*PROBLEM DETAILS*. Look for "Tiles" in each line of the entries, and return the matching lines.

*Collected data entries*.
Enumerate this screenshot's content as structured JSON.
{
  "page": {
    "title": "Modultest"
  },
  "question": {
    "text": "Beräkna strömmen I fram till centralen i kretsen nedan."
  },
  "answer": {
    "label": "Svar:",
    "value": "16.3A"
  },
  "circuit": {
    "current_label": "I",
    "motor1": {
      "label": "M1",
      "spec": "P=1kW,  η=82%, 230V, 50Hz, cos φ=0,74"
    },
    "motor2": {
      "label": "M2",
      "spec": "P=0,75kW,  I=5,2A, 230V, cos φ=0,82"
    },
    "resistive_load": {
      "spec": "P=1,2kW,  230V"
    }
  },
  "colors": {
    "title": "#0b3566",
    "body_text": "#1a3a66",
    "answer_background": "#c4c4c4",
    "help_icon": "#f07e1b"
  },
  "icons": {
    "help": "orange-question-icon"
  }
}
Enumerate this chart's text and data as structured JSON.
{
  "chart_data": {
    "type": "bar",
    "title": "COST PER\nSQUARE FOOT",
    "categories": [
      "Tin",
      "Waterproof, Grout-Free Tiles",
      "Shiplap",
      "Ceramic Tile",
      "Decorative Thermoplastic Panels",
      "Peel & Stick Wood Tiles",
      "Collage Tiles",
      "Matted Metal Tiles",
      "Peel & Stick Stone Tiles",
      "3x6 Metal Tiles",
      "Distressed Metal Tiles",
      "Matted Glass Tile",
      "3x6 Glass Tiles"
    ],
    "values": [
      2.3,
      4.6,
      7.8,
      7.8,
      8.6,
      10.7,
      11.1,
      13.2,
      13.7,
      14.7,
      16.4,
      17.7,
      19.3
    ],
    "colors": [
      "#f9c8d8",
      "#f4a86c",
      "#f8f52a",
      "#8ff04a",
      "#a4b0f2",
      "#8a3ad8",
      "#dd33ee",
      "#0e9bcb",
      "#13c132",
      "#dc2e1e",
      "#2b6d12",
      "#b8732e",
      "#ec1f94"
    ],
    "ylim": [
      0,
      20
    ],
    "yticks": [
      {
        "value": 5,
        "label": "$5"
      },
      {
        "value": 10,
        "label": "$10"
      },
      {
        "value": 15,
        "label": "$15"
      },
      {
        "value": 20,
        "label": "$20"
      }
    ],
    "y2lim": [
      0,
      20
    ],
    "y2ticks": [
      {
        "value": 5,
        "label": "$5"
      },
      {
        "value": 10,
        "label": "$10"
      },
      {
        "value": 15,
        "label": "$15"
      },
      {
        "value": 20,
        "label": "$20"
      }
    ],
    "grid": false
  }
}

*WRITTEN ANSWER*.
      "Waterproof, Grout-Free Tiles",
      "Peel & Stick Wood Tiles",
      "Collage Tiles",
      "Matted Metal Tiles",
      "Peel & Stick Stone Tiles",
      "3x6 Metal Tiles",
      "Distressed Metal Tiles",
      "3x6 Glass Tiles"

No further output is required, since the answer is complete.